### Stated problem
Gather from the material every line that contains the string "source".

(Figure content listings)
───

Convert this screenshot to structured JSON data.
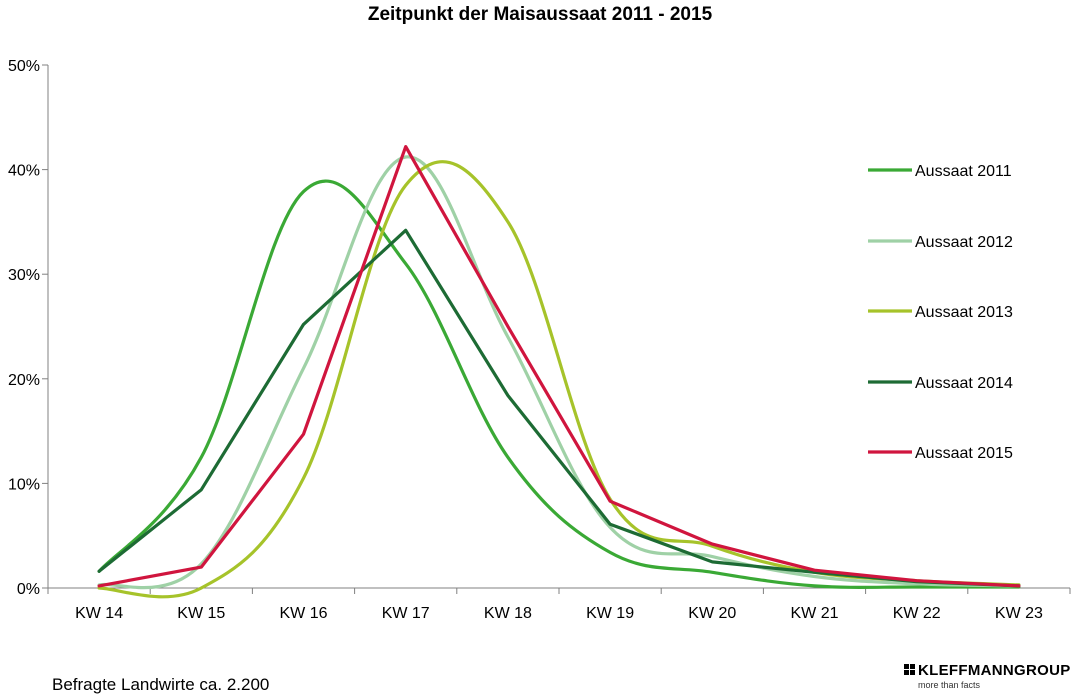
{
  "footer_text": "Befragte Landwirte ca. 2.200",
  "logo": {
    "name": "KLEFFMANNGROUP",
    "tagline": "more than facts"
  },
  "chart_data": {
    "type": "line",
    "title": "Zeitpunkt der Maisaussaat 2011 - 2015",
    "xlabel": "",
    "ylabel": "",
    "categories": [
      "KW 14",
      "KW 15",
      "KW 16",
      "KW 17",
      "KW 18",
      "KW 19",
      "KW 20",
      "KW 21",
      "KW 22",
      "KW 23"
    ],
    "ylim": [
      0,
      50
    ],
    "yticks": [
      0,
      10,
      20,
      30,
      40,
      50
    ],
    "ytick_labels": [
      "0%",
      "10%",
      "20%",
      "30%",
      "40%",
      "50%"
    ],
    "grid": false,
    "legend_position": "right",
    "smooth": true,
    "series": [
      {
        "name": "Aussaat 2011",
        "color": "#3aa935",
        "values": [
          1.6,
          12.5,
          37.9,
          31.0,
          12.5,
          3.4,
          1.5,
          0.2,
          0.1,
          0.1
        ]
      },
      {
        "name": "Aussaat 2012",
        "color": "#9fd1a6",
        "values": [
          0.3,
          2.3,
          21.0,
          41.2,
          24.0,
          5.8,
          3.0,
          1.1,
          0.4,
          0.2
        ]
      },
      {
        "name": "Aussaat 2013",
        "color": "#a6c32a",
        "values": [
          0.0,
          0.0,
          10.5,
          38.5,
          35.0,
          8.5,
          4.0,
          1.5,
          0.7,
          0.3
        ]
      },
      {
        "name": "Aussaat 2014",
        "color": "#1d6b34",
        "values": [
          1.6,
          9.4,
          25.2,
          34.2,
          18.4,
          6.1,
          2.5,
          1.5,
          0.6,
          0.2
        ]
      },
      {
        "name": "Aussaat 2015",
        "color": "#d0153e",
        "values": [
          0.2,
          2.0,
          14.7,
          42.2,
          25.0,
          8.3,
          4.2,
          1.7,
          0.7,
          0.2
        ]
      }
    ]
  }
}
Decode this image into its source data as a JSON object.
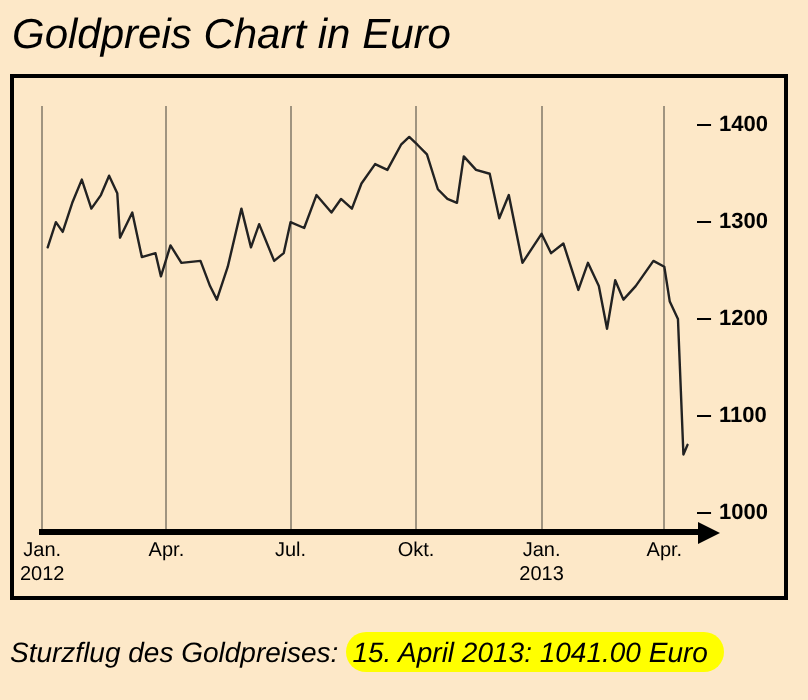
{
  "chart_data": {
    "type": "line",
    "title": "Goldpreis Chart in Euro",
    "annotations": [
      "Sturzflug des Goldpreises:",
      "15. April 2013: 1041.00 Euro"
    ],
    "x": [
      "2012-01-05",
      "2012-01-11",
      "2012-01-16",
      "2012-01-23",
      "2012-01-30",
      "2012-02-06",
      "2012-02-13",
      "2012-02-19",
      "2012-02-25",
      "2012-02-27",
      "2012-03-07",
      "2012-03-14",
      "2012-03-24",
      "2012-03-28",
      "2012-04-04",
      "2012-04-12",
      "2012-04-26",
      "2012-05-03",
      "2012-05-08",
      "2012-05-16",
      "2012-05-26",
      "2012-06-02",
      "2012-06-08",
      "2012-06-19",
      "2012-06-26",
      "2012-07-01",
      "2012-07-11",
      "2012-07-20",
      "2012-07-31",
      "2012-08-07",
      "2012-08-15",
      "2012-08-22",
      "2012-09-01",
      "2012-09-10",
      "2012-09-20",
      "2012-09-26",
      "2012-10-02",
      "2012-10-09",
      "2012-10-17",
      "2012-10-24",
      "2012-10-31",
      "2012-11-05",
      "2012-11-14",
      "2012-11-24",
      "2012-12-01",
      "2012-12-08",
      "2012-12-18",
      "2013-01-01",
      "2013-01-08",
      "2013-01-17",
      "2013-01-28",
      "2013-02-04",
      "2013-02-12",
      "2013-02-18",
      "2013-02-24",
      "2013-03-02",
      "2013-03-11",
      "2013-03-24",
      "2013-04-01",
      "2013-04-05",
      "2013-04-11",
      "2013-04-15",
      "2013-04-18"
    ],
    "series": [
      {
        "color": "#222222",
        "values": [
          1274,
          1300,
          1290,
          1320,
          1344,
          1314,
          1328,
          1348,
          1330,
          1284,
          1310,
          1264,
          1268,
          1244,
          1276,
          1258,
          1260,
          1234,
          1220,
          1254,
          1314,
          1274,
          1298,
          1260,
          1268,
          1300,
          1294,
          1328,
          1310,
          1324,
          1314,
          1340,
          1360,
          1354,
          1380,
          1388,
          1380,
          1370,
          1334,
          1324,
          1320,
          1368,
          1354,
          1350,
          1304,
          1328,
          1258,
          1288,
          1268,
          1278,
          1230,
          1258,
          1234,
          1190,
          1240,
          1220,
          1234,
          1260,
          1254,
          1218,
          1200,
          1060,
          1070
        ]
      }
    ],
    "xlim": [
      "2012-01-01",
      "2013-04-25"
    ],
    "xticks": [
      {
        "value": "2012-01-01",
        "label": "Jan.\n2012"
      },
      {
        "value": "2012-04-01",
        "label": "Apr."
      },
      {
        "value": "2012-07-01",
        "label": "Jul."
      },
      {
        "value": "2012-10-01",
        "label": "Okt."
      },
      {
        "value": "2013-01-01",
        "label": "Jan.\n2013"
      },
      {
        "value": "2013-04-01",
        "label": "Apr."
      }
    ],
    "ylim": [
      980,
      1420
    ],
    "yticks": [
      1000,
      1100,
      1200,
      1300,
      1400
    ],
    "grid": "x",
    "legend": false,
    "marker": "none",
    "line_style": "solid"
  }
}
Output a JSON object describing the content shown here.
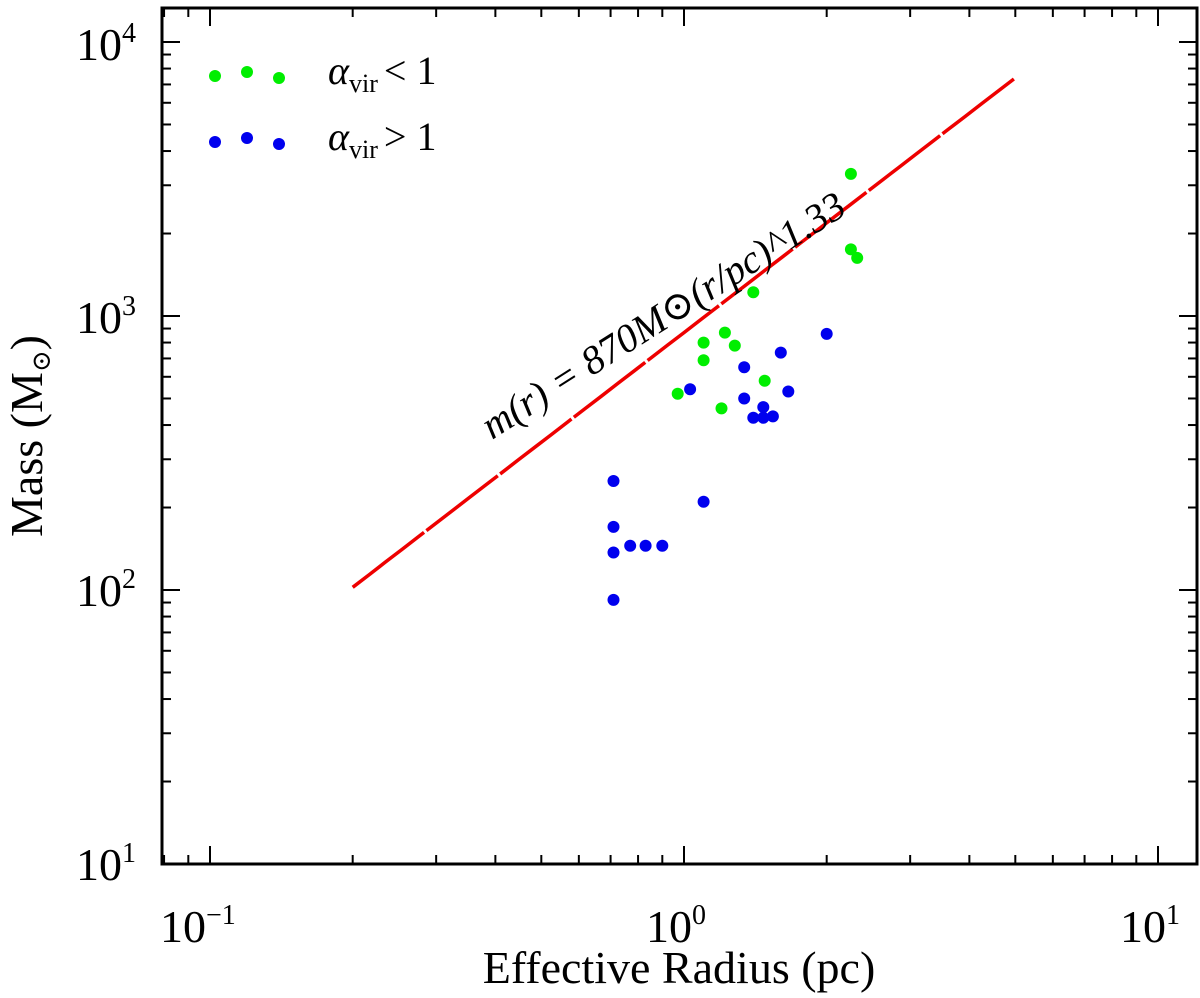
{
  "chart_data": {
    "type": "scatter",
    "xscale": "log",
    "yscale": "log",
    "xlim": [
      0.08,
      12
    ],
    "ylim": [
      10,
      13000
    ],
    "xlabel": "Effective Radius (pc)",
    "ylabel": {
      "base": "Mass (M",
      "sub": "⊙",
      "close": ")"
    },
    "x_ticks": [
      {
        "value": 0.1,
        "base": "10",
        "exp": "−1"
      },
      {
        "value": 1,
        "base": "10",
        "exp": "0"
      },
      {
        "value": 10,
        "base": "10",
        "exp": "1"
      }
    ],
    "y_ticks": [
      {
        "value": 10,
        "base": "10",
        "exp": "1"
      },
      {
        "value": 100,
        "base": "10",
        "exp": "2"
      },
      {
        "value": 1000,
        "base": "10",
        "exp": "3"
      },
      {
        "value": 10000,
        "base": "10",
        "exp": "4"
      }
    ],
    "grid": false,
    "legend_position": "top-left",
    "series": [
      {
        "name": "α_vir < 1",
        "legend": {
          "symbol": "α",
          "sub": "vir",
          "rel": "< 1"
        },
        "color": "#00ee00",
        "points": [
          [
            0.97,
            520
          ],
          [
            1.1,
            800
          ],
          [
            1.1,
            690
          ],
          [
            1.2,
            460
          ],
          [
            1.22,
            870
          ],
          [
            1.28,
            780
          ],
          [
            1.4,
            1220
          ],
          [
            1.48,
            580
          ],
          [
            2.25,
            3300
          ],
          [
            2.25,
            1750
          ],
          [
            2.32,
            1630
          ]
        ]
      },
      {
        "name": "α_vir > 1",
        "legend": {
          "symbol": "α",
          "sub": "vir",
          "rel": "> 1"
        },
        "color": "#0000ee",
        "points": [
          [
            0.71,
            250
          ],
          [
            0.71,
            170
          ],
          [
            0.71,
            137
          ],
          [
            0.71,
            92
          ],
          [
            0.77,
            145
          ],
          [
            0.83,
            145
          ],
          [
            0.9,
            145
          ],
          [
            1.03,
            540
          ],
          [
            1.1,
            210
          ],
          [
            1.34,
            650
          ],
          [
            1.34,
            500
          ],
          [
            1.4,
            425
          ],
          [
            1.47,
            465
          ],
          [
            1.47,
            425
          ],
          [
            1.54,
            430
          ],
          [
            1.6,
            735
          ],
          [
            1.66,
            530
          ],
          [
            2.0,
            860
          ]
        ]
      }
    ],
    "fit_line": {
      "label": "m(r) = 870M⊙(r/pc)^1.33",
      "coefficient": 870,
      "exponent": 1.33,
      "x_range": [
        0.2,
        5
      ],
      "color": "#ee0000"
    }
  }
}
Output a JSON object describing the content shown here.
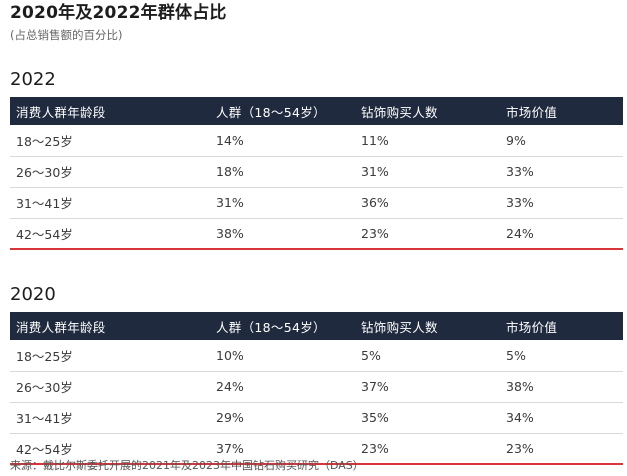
{
  "header": {
    "title": "2020年及2022年群体占比",
    "subtitle": "(占总销售额的百分比)"
  },
  "columns": [
    "消费人群年龄段",
    "人群（18～54岁）",
    "钻饰购买人数",
    "市场价值"
  ],
  "tables": [
    {
      "year": "2022",
      "rows": [
        [
          "18～25岁",
          "14%",
          "11%",
          "9%"
        ],
        [
          "26～30岁",
          "18%",
          "31%",
          "33%"
        ],
        [
          "31～41岁",
          "31%",
          "36%",
          "33%"
        ],
        [
          "42～54岁",
          "38%",
          "23%",
          "24%"
        ]
      ]
    },
    {
      "year": "2020",
      "rows": [
        [
          "18～25岁",
          "10%",
          "5%",
          "5%"
        ],
        [
          "26～30岁",
          "24%",
          "37%",
          "38%"
        ],
        [
          "31～41岁",
          "29%",
          "35%",
          "34%"
        ],
        [
          "42～54岁",
          "37%",
          "23%",
          "23%"
        ]
      ]
    }
  ],
  "footer": {
    "source": "来源：戴比尔斯委托开展的2021年及2023年中国钻石购买研究（DAS）"
  },
  "colors": {
    "header_bg": "#1f2a3f",
    "accent_line": "#d9343a"
  }
}
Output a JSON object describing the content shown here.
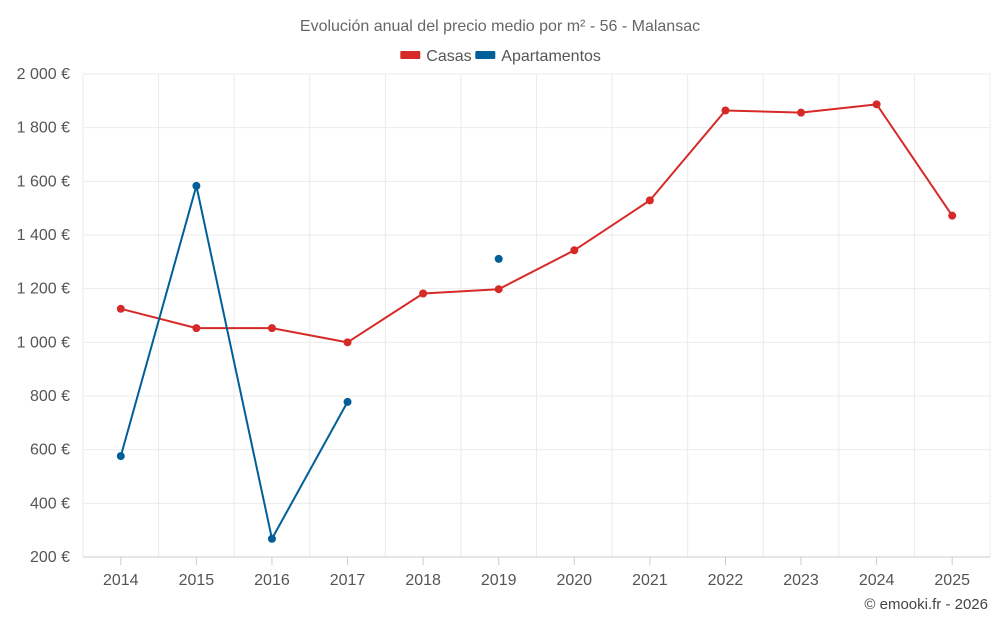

───

### Result of this exercise
Decode this image into its source data as a JSON object.
    "source": "来源：戴比尔斯委托开展的2021年及2023年中国钻石购买研究（DAS）"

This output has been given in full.